§ PROBLEM DETAILS
Copy out, from the entries below, each line holding the string "Markit".
─── DATA TO PROCESS
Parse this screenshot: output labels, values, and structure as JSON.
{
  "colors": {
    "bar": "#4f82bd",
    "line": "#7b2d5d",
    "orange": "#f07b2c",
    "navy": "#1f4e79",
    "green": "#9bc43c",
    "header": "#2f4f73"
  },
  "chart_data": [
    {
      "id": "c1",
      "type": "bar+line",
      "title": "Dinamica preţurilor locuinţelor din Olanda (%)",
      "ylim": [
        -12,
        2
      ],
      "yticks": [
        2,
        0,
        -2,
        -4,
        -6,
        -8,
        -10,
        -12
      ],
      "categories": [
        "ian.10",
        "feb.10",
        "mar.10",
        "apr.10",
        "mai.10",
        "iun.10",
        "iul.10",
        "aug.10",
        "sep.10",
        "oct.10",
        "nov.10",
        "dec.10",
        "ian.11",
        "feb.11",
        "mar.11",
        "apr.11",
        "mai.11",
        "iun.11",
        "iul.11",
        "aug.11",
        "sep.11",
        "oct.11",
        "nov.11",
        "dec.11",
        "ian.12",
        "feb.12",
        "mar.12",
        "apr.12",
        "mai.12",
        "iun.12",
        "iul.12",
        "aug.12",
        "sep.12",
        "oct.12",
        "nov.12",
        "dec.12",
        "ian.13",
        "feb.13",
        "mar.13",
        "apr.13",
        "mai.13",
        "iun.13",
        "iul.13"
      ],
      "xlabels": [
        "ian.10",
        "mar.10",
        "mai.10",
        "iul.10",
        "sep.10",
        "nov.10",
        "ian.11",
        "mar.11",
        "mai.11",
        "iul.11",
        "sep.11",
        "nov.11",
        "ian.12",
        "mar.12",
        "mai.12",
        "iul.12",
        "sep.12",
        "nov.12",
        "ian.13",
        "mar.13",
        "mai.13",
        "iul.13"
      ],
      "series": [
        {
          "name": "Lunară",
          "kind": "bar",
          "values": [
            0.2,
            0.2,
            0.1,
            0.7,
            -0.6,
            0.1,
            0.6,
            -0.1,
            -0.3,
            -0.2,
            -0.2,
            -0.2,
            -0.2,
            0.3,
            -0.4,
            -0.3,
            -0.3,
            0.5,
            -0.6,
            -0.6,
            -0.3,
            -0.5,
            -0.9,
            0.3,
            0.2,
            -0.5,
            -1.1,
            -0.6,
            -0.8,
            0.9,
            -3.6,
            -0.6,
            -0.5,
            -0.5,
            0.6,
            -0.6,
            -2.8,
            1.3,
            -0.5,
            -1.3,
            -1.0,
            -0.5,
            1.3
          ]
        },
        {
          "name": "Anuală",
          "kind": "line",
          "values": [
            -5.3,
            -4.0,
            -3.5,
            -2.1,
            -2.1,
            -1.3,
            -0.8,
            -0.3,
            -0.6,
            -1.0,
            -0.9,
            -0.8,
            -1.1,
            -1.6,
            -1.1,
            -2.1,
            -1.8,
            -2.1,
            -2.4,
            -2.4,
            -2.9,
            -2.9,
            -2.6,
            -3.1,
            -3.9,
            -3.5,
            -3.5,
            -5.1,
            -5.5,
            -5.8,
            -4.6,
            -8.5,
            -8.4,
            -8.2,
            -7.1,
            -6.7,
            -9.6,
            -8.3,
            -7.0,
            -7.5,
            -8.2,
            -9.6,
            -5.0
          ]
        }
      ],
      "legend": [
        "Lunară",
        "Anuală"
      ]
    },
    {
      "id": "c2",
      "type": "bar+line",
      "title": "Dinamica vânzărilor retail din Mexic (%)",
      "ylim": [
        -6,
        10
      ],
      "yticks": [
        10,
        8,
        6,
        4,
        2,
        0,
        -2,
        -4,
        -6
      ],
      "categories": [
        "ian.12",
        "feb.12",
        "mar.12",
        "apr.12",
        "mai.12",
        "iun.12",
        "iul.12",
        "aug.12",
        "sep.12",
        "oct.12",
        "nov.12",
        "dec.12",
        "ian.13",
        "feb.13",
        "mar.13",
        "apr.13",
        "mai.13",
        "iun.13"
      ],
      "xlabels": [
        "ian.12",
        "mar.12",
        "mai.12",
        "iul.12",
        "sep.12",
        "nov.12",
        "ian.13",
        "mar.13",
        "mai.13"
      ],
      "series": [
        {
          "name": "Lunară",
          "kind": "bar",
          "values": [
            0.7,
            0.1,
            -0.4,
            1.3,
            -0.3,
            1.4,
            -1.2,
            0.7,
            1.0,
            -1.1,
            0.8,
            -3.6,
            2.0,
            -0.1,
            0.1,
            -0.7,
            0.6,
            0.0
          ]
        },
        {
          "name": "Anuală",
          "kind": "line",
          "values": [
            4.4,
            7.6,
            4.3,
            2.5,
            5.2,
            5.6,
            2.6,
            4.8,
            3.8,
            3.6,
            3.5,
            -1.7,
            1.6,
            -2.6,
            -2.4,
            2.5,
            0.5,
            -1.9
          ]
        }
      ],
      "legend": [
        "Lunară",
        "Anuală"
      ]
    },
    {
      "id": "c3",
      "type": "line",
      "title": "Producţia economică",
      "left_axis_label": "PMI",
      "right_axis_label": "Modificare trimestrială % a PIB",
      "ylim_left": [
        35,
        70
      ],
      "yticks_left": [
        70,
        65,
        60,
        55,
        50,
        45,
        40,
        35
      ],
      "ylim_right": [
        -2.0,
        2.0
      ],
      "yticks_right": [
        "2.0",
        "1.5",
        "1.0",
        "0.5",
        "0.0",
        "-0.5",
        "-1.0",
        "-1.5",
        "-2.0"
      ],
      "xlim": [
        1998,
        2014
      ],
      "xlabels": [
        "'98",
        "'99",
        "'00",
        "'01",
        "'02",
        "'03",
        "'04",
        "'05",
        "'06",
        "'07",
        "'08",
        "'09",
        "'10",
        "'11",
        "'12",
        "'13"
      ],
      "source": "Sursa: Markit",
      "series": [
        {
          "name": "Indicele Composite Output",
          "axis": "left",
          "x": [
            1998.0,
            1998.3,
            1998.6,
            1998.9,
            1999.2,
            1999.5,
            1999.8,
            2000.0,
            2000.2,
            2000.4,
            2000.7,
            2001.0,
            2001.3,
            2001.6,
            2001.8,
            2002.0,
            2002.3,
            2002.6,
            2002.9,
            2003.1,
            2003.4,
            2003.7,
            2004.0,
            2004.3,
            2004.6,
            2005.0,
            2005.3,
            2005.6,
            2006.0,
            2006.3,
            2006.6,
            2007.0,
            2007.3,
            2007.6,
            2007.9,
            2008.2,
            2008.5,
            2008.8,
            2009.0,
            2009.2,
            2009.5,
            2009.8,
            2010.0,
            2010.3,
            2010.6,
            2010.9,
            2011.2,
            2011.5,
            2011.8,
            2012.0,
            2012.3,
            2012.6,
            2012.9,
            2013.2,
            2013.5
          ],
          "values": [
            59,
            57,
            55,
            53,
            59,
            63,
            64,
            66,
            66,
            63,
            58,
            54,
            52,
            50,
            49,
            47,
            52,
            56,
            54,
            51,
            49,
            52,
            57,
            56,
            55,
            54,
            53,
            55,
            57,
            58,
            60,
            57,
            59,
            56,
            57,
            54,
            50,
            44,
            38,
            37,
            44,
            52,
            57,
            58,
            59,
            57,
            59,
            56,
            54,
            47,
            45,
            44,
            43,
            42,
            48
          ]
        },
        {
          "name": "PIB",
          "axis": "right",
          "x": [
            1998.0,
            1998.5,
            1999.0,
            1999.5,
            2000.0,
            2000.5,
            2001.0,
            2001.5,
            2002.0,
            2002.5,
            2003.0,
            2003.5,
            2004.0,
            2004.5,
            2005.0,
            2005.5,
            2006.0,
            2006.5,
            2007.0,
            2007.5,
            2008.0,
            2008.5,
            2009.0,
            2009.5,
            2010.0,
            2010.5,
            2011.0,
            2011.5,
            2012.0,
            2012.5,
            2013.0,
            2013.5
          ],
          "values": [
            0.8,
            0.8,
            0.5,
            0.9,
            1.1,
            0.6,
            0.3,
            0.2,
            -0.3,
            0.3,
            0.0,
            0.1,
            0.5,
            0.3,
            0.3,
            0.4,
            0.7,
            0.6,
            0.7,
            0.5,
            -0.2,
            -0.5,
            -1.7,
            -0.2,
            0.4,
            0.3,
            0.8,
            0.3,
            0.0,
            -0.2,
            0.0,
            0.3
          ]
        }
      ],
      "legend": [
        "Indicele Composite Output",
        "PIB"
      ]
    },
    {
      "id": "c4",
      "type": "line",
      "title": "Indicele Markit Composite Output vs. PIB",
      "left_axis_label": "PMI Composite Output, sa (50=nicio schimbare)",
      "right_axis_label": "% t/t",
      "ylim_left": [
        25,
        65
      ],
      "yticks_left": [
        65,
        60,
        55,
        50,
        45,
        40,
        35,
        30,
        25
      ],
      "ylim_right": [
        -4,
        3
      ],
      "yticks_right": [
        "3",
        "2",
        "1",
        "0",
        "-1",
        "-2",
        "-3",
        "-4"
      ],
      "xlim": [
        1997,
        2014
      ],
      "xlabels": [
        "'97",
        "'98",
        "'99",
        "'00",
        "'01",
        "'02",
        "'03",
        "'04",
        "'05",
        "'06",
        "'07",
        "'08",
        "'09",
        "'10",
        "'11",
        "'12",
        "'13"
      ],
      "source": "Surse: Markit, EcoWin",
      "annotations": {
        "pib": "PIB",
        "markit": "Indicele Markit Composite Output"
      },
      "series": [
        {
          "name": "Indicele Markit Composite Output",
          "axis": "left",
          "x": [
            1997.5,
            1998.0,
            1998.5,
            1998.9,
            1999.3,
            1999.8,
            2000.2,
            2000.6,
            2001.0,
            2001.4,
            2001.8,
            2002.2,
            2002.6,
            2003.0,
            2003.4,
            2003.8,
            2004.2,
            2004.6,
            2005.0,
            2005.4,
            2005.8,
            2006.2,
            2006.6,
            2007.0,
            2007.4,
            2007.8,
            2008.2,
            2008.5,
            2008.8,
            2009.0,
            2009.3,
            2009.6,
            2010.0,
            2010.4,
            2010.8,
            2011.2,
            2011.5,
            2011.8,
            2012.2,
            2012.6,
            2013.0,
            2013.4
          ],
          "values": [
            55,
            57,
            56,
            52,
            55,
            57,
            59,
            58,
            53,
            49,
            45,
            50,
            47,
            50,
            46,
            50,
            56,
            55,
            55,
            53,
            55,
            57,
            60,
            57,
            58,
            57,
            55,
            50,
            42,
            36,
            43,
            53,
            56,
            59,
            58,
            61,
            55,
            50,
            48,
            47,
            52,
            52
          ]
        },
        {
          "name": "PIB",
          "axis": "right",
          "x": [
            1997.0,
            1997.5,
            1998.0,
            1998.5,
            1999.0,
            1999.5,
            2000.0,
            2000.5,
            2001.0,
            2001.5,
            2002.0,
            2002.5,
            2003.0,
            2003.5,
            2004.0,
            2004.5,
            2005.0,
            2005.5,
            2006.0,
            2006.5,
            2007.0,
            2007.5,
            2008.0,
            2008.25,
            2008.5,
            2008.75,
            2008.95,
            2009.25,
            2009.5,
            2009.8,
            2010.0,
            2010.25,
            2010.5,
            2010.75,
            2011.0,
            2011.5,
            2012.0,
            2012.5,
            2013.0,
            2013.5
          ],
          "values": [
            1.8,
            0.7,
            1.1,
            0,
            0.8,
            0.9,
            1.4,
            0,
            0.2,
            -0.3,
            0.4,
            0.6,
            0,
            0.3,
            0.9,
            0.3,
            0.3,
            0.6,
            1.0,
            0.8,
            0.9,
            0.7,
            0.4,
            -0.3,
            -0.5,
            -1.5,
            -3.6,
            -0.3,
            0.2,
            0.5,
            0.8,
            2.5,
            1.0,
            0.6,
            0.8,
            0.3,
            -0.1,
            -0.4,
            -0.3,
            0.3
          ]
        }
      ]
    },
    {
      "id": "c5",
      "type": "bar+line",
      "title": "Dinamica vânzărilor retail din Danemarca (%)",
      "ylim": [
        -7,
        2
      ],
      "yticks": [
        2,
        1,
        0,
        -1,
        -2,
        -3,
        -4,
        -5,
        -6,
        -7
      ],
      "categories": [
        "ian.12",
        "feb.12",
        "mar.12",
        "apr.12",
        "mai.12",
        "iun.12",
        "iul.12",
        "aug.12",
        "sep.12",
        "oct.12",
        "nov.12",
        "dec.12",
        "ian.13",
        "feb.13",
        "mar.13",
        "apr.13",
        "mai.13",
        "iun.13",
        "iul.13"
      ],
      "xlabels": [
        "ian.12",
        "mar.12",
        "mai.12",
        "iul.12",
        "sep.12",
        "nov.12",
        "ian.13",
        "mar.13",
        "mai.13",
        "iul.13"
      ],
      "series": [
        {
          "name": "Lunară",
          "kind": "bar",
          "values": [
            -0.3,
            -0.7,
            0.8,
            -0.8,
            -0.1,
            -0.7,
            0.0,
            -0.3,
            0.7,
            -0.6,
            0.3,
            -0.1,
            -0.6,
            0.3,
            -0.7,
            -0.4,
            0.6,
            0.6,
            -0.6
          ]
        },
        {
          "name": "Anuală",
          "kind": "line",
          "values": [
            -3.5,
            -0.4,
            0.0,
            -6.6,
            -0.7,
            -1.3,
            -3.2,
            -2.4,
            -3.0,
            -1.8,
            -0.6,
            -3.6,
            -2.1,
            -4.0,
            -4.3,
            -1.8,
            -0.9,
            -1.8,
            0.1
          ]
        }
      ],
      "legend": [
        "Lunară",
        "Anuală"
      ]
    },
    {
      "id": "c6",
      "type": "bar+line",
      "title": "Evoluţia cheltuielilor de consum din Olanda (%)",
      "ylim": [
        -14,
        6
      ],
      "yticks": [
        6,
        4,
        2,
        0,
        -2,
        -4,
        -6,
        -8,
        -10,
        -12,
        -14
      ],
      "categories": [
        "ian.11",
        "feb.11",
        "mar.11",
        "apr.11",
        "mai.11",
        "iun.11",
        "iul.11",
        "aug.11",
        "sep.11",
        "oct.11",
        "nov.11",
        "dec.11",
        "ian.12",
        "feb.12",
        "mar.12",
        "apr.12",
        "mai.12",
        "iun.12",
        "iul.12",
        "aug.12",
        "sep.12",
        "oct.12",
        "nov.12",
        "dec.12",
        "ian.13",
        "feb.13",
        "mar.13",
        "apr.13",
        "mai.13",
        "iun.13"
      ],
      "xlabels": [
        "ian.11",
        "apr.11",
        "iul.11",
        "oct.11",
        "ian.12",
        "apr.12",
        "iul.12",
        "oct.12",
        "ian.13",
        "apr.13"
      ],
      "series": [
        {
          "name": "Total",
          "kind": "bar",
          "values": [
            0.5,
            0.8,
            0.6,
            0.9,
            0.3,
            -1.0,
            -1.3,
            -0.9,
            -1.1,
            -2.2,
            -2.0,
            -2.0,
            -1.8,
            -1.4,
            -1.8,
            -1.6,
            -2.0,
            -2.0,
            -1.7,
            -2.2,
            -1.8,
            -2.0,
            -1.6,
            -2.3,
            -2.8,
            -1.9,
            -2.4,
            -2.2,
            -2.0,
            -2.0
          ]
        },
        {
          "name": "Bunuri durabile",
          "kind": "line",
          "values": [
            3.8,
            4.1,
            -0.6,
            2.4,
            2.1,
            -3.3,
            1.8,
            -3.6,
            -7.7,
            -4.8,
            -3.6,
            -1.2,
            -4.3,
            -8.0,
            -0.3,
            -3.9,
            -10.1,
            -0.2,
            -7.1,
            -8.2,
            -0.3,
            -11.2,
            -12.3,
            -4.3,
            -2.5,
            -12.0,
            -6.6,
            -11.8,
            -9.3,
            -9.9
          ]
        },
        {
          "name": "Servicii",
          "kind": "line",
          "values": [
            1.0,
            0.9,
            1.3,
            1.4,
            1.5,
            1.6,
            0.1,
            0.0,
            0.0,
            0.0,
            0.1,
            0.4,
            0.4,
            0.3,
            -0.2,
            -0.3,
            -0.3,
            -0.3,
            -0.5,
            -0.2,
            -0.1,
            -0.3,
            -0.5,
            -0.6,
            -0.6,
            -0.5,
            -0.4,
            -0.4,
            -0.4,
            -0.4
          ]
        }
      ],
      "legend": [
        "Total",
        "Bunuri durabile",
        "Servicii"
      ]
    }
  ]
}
──────
§ WRITTEN REPLY
      "source": "Sursa: Markit",
      "title": "Indicele Markit Composite Output vs. PIB",
      "source": "Surse: Markit, EcoWin",
        "markit": "Indicele Markit Composite Output"
          "name": "Indicele Markit Composite Output",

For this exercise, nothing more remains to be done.